YOUR INSTRUCTIONS:
Pick out each line in the entries below that contains the string "close", and copy those lines.
— BEGIN DATASET EXTRACT —
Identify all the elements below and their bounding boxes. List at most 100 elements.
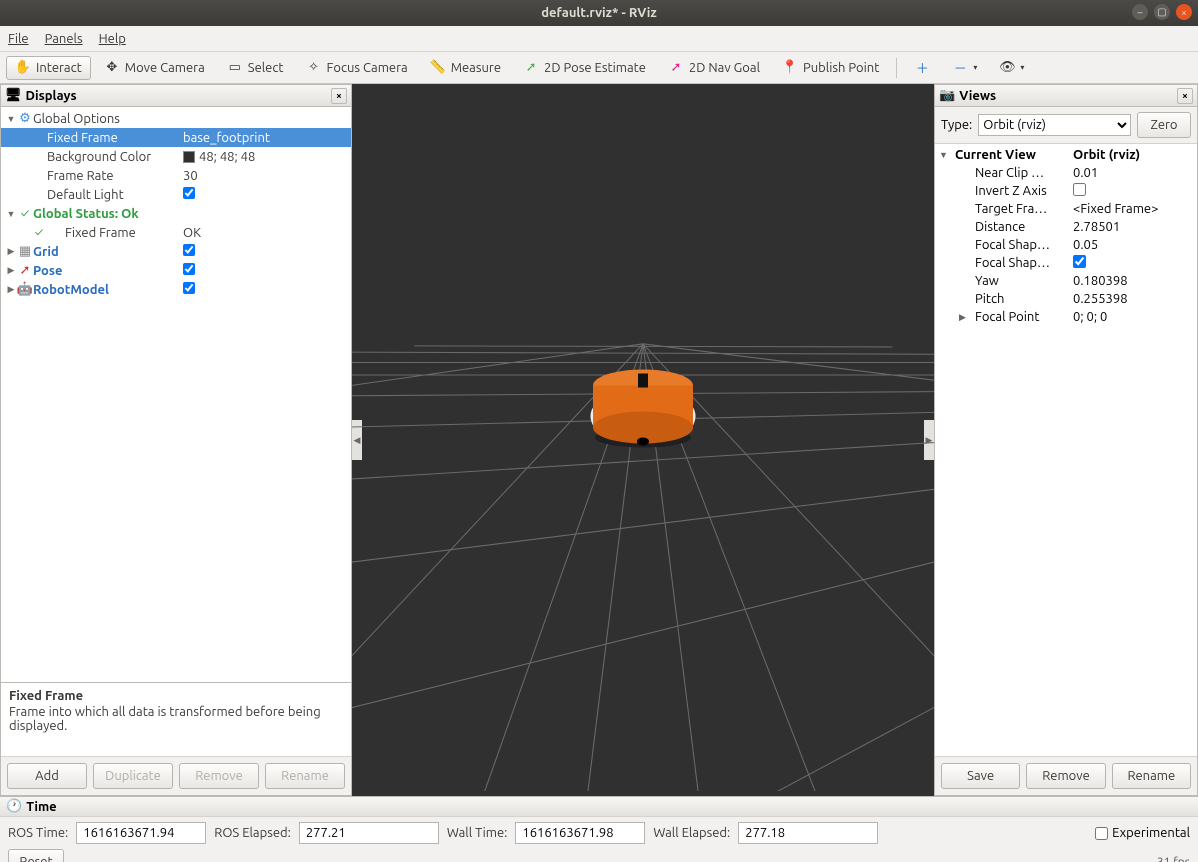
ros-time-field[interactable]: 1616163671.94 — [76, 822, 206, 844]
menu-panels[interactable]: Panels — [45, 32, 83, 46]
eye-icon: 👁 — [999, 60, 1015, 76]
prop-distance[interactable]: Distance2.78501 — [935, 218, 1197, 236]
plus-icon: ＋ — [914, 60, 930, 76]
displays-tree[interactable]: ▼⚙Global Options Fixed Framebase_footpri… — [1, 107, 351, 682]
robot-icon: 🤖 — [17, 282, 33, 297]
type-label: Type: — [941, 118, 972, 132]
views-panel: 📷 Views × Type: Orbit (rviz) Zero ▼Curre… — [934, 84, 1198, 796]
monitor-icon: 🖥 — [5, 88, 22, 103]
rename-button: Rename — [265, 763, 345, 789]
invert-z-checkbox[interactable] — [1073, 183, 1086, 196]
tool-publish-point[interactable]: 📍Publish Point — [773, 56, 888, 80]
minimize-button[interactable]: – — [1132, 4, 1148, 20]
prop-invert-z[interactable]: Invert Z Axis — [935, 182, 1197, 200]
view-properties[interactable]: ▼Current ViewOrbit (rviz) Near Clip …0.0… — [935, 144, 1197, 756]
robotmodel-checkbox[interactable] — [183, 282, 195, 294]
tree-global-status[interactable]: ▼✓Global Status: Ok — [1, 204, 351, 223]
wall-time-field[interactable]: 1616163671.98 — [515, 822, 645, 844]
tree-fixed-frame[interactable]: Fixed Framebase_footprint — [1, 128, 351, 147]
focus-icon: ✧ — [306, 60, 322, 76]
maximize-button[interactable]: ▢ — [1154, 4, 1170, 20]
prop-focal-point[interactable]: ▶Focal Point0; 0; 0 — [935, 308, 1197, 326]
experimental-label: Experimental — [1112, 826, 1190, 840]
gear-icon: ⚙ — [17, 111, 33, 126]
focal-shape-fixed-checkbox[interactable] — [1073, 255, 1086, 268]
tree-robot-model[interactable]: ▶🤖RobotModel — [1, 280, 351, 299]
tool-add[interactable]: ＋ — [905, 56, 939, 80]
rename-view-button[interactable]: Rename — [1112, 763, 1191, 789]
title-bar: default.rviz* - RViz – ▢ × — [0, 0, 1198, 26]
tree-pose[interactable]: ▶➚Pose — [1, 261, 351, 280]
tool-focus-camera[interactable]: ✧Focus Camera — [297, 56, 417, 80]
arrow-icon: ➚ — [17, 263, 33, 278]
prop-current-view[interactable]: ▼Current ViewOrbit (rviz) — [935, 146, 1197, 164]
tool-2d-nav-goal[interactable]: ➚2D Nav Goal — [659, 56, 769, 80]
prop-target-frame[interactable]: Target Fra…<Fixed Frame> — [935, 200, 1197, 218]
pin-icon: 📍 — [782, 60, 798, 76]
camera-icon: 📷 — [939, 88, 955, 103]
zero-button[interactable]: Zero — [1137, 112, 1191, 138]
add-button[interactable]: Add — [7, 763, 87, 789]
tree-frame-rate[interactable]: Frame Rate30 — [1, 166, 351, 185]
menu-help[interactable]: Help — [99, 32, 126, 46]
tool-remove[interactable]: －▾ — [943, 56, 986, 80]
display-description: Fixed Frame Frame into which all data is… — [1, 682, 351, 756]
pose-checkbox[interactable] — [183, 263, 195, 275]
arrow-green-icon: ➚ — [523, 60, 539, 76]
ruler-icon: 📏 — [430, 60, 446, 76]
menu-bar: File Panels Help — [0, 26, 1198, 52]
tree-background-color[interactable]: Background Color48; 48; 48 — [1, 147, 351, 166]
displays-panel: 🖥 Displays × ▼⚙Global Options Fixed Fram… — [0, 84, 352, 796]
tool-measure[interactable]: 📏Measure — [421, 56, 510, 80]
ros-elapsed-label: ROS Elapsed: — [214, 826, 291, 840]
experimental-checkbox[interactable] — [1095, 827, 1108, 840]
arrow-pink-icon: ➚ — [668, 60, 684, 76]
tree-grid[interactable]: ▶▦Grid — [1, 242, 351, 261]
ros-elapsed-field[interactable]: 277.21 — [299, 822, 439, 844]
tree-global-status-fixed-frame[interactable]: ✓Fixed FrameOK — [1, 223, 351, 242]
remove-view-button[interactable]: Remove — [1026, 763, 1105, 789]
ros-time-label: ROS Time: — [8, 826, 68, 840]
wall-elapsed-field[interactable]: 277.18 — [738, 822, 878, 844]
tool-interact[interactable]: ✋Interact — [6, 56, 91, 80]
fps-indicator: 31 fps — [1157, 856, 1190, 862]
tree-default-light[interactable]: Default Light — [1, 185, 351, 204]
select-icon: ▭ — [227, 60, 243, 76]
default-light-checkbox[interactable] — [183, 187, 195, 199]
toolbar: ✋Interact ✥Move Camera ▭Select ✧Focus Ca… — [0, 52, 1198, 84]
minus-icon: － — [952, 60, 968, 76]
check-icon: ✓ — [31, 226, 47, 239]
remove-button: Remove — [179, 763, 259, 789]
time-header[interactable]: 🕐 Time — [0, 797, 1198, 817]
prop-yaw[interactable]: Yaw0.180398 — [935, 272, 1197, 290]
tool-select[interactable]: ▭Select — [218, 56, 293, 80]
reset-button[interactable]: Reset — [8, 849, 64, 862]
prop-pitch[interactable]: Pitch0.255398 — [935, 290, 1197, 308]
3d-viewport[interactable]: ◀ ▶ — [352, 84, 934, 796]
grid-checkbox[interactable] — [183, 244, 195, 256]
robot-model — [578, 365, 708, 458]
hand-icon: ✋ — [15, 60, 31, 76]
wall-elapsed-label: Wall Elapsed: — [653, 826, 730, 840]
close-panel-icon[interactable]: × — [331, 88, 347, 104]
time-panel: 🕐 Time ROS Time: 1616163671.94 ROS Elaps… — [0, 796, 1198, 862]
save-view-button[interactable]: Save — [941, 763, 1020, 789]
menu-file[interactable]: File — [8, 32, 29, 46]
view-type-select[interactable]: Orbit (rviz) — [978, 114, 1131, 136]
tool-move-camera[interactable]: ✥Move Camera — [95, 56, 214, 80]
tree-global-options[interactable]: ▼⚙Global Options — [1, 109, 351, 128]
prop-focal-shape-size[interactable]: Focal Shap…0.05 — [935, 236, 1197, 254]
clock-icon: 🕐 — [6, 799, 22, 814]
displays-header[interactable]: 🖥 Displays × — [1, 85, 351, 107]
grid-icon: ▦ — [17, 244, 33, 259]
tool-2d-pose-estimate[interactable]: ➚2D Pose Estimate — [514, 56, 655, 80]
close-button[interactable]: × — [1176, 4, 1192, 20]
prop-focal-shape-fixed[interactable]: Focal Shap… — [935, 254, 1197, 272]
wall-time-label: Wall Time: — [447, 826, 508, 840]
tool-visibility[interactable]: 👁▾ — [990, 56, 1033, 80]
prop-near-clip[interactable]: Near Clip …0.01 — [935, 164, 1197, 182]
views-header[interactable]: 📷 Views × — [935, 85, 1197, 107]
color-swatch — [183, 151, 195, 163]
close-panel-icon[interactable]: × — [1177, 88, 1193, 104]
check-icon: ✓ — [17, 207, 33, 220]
— END DATASET EXTRACT —
SOLUTION TO THE PROBLEM:
close-panel-icon[interactable]: × — [331, 88, 347, 104]
close-button[interactable]: × — [1176, 4, 1192, 20]
close-panel-icon[interactable]: × — [1177, 88, 1193, 104]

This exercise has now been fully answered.